- Exercise input:
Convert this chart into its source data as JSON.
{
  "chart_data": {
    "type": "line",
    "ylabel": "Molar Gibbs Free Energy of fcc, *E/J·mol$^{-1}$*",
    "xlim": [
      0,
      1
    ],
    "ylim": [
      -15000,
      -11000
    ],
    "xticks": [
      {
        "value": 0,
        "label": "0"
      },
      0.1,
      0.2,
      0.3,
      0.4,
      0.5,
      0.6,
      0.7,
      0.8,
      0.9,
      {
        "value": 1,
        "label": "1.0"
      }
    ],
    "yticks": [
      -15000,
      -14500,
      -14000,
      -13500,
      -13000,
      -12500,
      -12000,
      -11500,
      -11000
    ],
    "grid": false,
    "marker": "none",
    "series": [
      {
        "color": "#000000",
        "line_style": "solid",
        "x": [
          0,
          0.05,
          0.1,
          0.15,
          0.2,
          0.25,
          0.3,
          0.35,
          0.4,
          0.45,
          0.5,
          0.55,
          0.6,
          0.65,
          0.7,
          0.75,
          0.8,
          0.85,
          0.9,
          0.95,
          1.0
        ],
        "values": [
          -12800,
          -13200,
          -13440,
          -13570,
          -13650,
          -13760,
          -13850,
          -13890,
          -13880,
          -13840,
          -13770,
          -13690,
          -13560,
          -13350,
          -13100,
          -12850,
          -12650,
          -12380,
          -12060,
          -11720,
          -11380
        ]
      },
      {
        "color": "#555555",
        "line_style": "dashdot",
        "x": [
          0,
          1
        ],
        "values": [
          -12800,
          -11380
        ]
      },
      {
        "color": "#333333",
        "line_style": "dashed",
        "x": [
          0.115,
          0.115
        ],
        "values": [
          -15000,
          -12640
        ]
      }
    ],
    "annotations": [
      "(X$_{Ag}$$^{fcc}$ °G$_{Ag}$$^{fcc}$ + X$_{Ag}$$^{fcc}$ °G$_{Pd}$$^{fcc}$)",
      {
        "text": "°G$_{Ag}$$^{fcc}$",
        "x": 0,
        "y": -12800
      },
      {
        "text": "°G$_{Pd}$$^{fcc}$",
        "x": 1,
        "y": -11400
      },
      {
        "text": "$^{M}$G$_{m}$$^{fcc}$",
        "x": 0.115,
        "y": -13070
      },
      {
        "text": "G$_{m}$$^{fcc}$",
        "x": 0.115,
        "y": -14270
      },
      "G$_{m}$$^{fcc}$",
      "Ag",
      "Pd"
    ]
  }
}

- Goal: Can you reproduce all the material exactly?

- The reply:
Convert this chart into its source data as JSON.
{
  "chart_data": {
    "type": "line",
    "ylabel": "Molar Gibbs Free Energy of fcc, *E/J·mol$^{-1}$*",
    "xlim": [
      0,
      1
    ],
    "ylim": [
      -15000,
      -11000
    ],
    "xticks": [
      {
        "value": 0,
        "label": "0"
      },
      0.1,
      0.2,
      0.3,
      0.4,
      0.5,
      0.6,
      0.7,
      0.8,
      0.9,
      {
        "value": 1,
        "label": "1.0"
      }
    ],
    "yticks": [
      -15000,
      -14500,
      -14000,
      -13500,
      -13000,
      -12500,
      -12000,
      -11500,
      -11000
    ],
    "grid": false,
    "marker": "none",
    "series": [
      {
        "color": "#000000",
        "line_style": "solid",
        "x": [
          0,
          0.05,
          0.1,
          0.15,
          0.2,
          0.25,
          0.3,
          0.35,
          0.4,
          0.45,
          0.5,
          0.55,
          0.6,
          0.65,
          0.7,
          0.75,
          0.8,
          0.85,
          0.9,
          0.95,
          1.0
        ],
        "values": [
          -12800,
          -13200,
          -13440,
          -13570,
          -13650,
          -13760,
          -13850,
          -13890,
          -13880,
          -13840,
          -13770,
          -13690,
          -13560,
          -13350,
          -13100,
          -12850,
          -12650,
          -12380,
          -12060,
          -11720,
          -11380
        ]
      },
      {
        "color": "#555555",
        "line_style": "dashdot",
        "x": [
          0,
          1
        ],
        "values": [
          -12800,
          -11380
        ]
      },
      {
        "color": "#333333",
        "line_style": "dashed",
        "x": [
          0.115,
          0.115
        ],
        "values": [
          -15000,
          -12640
        ]
      }
    ],
    "annotations": [
      "(X$_{Ag}$$^{fcc}$ °G$_{Ag}$$^{fcc}$ + X$_{Ag}$$^{fcc}$ °G$_{Pd}$$^{fcc}$)",
      {
        "text": "°G$_{Ag}$$^{fcc}$",
        "x": 0,
        "y": -12800
      },
      {
        "text": "°G$_{Pd}$$^{fcc}$",
        "x": 1,
        "y": -11400
      },
      {
        "text": "$^{M}$G$_{m}$$^{fcc}$",
        "x": 0.115,
        "y": -13070
      },
      {
        "text": "G$_{m}$$^{fcc}$",
        "x": 0.115,
        "y": -14270
      },
      "G$_{m}$$^{fcc}$",
      "Ag",
      "Pd"
    ]
  }
}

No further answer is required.